What is needed —
Restate the full listing word for word; images stay out of it.

Records shown —
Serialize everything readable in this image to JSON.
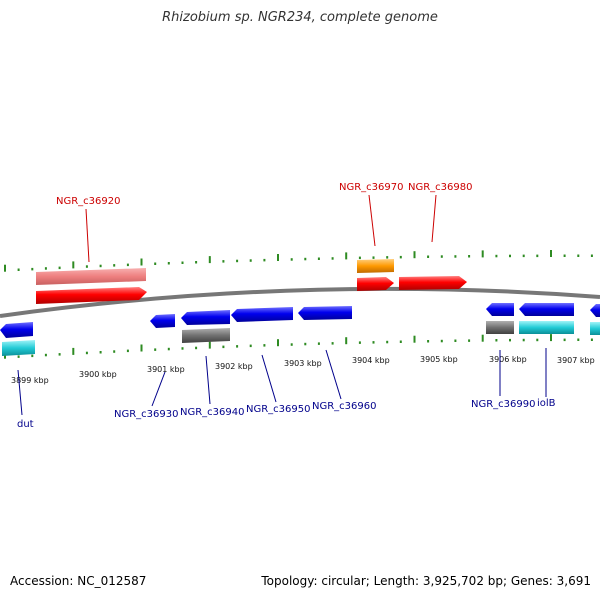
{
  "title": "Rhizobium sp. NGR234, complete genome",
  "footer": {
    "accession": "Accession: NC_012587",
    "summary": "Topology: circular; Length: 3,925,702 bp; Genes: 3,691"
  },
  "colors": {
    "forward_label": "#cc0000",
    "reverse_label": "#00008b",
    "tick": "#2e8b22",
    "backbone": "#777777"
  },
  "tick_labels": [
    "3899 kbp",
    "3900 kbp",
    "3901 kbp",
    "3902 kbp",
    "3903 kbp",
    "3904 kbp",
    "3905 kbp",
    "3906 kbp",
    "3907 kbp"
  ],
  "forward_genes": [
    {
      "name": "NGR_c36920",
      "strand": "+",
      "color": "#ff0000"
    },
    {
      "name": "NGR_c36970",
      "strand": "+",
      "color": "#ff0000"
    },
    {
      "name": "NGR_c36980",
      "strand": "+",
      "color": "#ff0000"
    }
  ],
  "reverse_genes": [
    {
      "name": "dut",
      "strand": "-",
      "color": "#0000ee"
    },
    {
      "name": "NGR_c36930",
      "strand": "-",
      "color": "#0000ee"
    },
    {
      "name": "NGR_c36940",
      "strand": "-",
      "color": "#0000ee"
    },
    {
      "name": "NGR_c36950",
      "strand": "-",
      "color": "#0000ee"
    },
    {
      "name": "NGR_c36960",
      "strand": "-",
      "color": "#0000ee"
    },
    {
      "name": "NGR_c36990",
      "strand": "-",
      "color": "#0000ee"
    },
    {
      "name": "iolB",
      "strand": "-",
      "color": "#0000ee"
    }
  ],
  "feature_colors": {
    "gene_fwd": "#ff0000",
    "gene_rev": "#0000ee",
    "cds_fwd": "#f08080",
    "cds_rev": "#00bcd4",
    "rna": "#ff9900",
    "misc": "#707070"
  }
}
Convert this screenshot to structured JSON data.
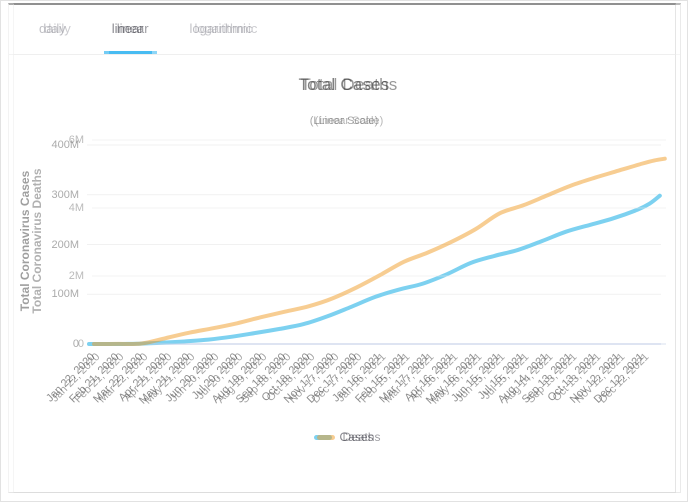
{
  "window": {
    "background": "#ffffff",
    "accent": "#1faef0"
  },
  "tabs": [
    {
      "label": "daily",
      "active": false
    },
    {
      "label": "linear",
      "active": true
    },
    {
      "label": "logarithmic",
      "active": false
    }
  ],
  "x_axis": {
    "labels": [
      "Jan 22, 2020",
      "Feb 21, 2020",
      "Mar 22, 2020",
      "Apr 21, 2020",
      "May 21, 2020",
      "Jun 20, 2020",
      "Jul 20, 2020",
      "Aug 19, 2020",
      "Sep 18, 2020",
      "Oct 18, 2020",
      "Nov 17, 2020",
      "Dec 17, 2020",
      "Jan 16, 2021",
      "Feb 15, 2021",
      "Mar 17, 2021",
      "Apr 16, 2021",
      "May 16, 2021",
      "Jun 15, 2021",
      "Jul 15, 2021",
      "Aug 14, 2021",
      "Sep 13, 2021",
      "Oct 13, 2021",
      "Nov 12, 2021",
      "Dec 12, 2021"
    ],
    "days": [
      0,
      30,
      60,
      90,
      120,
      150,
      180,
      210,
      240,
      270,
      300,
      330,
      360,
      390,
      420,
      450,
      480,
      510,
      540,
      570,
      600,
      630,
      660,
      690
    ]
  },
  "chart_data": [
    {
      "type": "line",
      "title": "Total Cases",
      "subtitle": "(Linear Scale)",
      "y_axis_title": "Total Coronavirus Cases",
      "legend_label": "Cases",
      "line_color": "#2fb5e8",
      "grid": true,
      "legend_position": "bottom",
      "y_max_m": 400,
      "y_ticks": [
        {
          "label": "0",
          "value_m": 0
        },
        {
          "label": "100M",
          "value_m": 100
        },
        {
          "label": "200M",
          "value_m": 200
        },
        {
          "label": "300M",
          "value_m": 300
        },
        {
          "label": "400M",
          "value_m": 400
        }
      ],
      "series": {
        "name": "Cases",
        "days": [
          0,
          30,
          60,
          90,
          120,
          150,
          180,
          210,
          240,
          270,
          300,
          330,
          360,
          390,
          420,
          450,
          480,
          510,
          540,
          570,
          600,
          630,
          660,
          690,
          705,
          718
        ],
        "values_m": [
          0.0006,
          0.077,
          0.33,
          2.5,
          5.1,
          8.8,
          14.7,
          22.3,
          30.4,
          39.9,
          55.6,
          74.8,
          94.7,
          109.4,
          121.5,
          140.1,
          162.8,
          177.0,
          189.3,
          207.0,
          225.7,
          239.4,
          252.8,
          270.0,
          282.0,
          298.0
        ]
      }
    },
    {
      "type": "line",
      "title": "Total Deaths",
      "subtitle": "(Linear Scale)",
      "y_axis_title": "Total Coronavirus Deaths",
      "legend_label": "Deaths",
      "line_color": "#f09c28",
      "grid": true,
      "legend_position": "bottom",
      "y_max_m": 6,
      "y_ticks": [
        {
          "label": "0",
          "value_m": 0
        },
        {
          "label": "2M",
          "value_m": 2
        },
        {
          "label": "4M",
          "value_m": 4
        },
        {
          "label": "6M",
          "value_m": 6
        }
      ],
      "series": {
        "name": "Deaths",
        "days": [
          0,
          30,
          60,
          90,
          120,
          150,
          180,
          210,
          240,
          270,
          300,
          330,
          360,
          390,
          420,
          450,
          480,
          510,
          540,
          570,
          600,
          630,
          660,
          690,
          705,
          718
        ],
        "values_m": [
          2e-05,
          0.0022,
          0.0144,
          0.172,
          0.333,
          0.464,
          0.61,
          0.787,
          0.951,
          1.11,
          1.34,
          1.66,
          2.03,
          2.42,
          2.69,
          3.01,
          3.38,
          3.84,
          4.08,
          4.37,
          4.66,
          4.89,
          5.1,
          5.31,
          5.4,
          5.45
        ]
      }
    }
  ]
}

Answer to this problem —
Serialize everything readable in this image to JSON.
{
  "title": "Rhizobium sp. NGR234, complete genome",
  "footer": {
    "accession": "Accession: NC_012587",
    "summary": "Topology: circular; Length: 3,925,702 bp; Genes: 3,691"
  },
  "colors": {
    "forward_label": "#cc0000",
    "reverse_label": "#00008b",
    "tick": "#2e8b22",
    "backbone": "#777777"
  },
  "tick_labels": [
    "3899 kbp",
    "3900 kbp",
    "3901 kbp",
    "3902 kbp",
    "3903 kbp",
    "3904 kbp",
    "3905 kbp",
    "3906 kbp",
    "3907 kbp"
  ],
  "forward_genes": [
    {
      "name": "NGR_c36920",
      "strand": "+",
      "color": "#ff0000"
    },
    {
      "name": "NGR_c36970",
      "strand": "+",
      "color": "#ff0000"
    },
    {
      "name": "NGR_c36980",
      "strand": "+",
      "color": "#ff0000"
    }
  ],
  "reverse_genes": [
    {
      "name": "dut",
      "strand": "-",
      "color": "#0000ee"
    },
    {
      "name": "NGR_c36930",
      "strand": "-",
      "color": "#0000ee"
    },
    {
      "name": "NGR_c36940",
      "strand": "-",
      "color": "#0000ee"
    },
    {
      "name": "NGR_c36950",
      "strand": "-",
      "color": "#0000ee"
    },
    {
      "name": "NGR_c36960",
      "strand": "-",
      "color": "#0000ee"
    },
    {
      "name": "NGR_c36990",
      "strand": "-",
      "color": "#0000ee"
    },
    {
      "name": "iolB",
      "strand": "-",
      "color": "#0000ee"
    }
  ],
  "feature_colors": {
    "gene_fwd": "#ff0000",
    "gene_rev": "#0000ee",
    "cds_fwd": "#f08080",
    "cds_rev": "#00bcd4",
    "rna": "#ff9900",
    "misc": "#707070"
  }
}
Convert this screenshot to structured JSON data.
{
  "window": {
    "background": "#ffffff",
    "accent": "#1faef0"
  },
  "tabs": [
    {
      "label": "daily",
      "active": false
    },
    {
      "label": "linear",
      "active": true
    },
    {
      "label": "logarithmic",
      "active": false
    }
  ],
  "x_axis": {
    "labels": [
      "Jan 22, 2020",
      "Feb 21, 2020",
      "Mar 22, 2020",
      "Apr 21, 2020",
      "May 21, 2020",
      "Jun 20, 2020",
      "Jul 20, 2020",
      "Aug 19, 2020",
      "Sep 18, 2020",
      "Oct 18, 2020",
      "Nov 17, 2020",
      "Dec 17, 2020",
      "Jan 16, 2021",
      "Feb 15, 2021",
      "Mar 17, 2021",
      "Apr 16, 2021",
      "May 16, 2021",
      "Jun 15, 2021",
      "Jul 15, 2021",
      "Aug 14, 2021",
      "Sep 13, 2021",
      "Oct 13, 2021",
      "Nov 12, 2021",
      "Dec 12, 2021"
    ],
    "days": [
      0,
      30,
      60,
      90,
      120,
      150,
      180,
      210,
      240,
      270,
      300,
      330,
      360,
      390,
      420,
      450,
      480,
      510,
      540,
      570,
      600,
      630,
      660,
      690
    ]
  },
  "chart_data": [
    {
      "type": "line",
      "title": "Total Cases",
      "subtitle": "(Linear Scale)",
      "y_axis_title": "Total Coronavirus Cases",
      "legend_label": "Cases",
      "line_color": "#2fb5e8",
      "grid": true,
      "legend_position": "bottom",
      "y_max_m": 400,
      "y_ticks": [
        {
          "label": "0",
          "value_m": 0
        },
        {
          "label": "100M",
          "value_m": 100
        },
        {
          "label": "200M",
          "value_m": 200
        },
        {
          "label": "300M",
          "value_m": 300
        },
        {
          "label": "400M",
          "value_m": 400
        }
      ],
      "series": {
        "name": "Cases",
        "days": [
          0,
          30,
          60,
          90,
          120,
          150,
          180,
          210,
          240,
          270,
          300,
          330,
          360,
          390,
          420,
          450,
          480,
          510,
          540,
          570,
          600,
          630,
          660,
          690,
          705,
          718
        ],
        "values_m": [
          0.0006,
          0.077,
          0.33,
          2.5,
          5.1,
          8.8,
          14.7,
          22.3,
          30.4,
          39.9,
          55.6,
          74.8,
          94.7,
          109.4,
          121.5,
          140.1,
          162.8,
          177.0,
          189.3,
          207.0,
          225.7,
          239.4,
          252.8,
          270.0,
          282.0,
          298.0
        ]
      }
    },
    {
      "type": "line",
      "title": "Total Deaths",
      "subtitle": "(Linear Scale)",
      "y_axis_title": "Total Coronavirus Deaths",
      "legend_label": "Deaths",
      "line_color": "#f09c28",
      "grid": true,
      "legend_position": "bottom",
      "y_max_m": 6,
      "y_ticks": [
        {
          "label": "0",
          "value_m": 0
        },
        {
          "label": "2M",
          "value_m": 2
        },
        {
          "label": "4M",
          "value_m": 4
        },
        {
          "label": "6M",
          "value_m": 6
        }
      ],
      "series": {
        "name": "Deaths",
        "days": [
          0,
          30,
          60,
          90,
          120,
          150,
          180,
          210,
          240,
          270,
          300,
          330,
          360,
          390,
          420,
          450,
          480,
          510,
          540,
          570,
          600,
          630,
          660,
          690,
          705,
          718
        ],
        "values_m": [
          2e-05,
          0.0022,
          0.0144,
          0.172,
          0.333,
          0.464,
          0.61,
          0.787,
          0.951,
          1.11,
          1.34,
          1.66,
          2.03,
          2.42,
          2.69,
          3.01,
          3.38,
          3.84,
          4.08,
          4.37,
          4.66,
          4.89,
          5.1,
          5.31,
          5.4,
          5.45
        ]
      }
    }
  ]
}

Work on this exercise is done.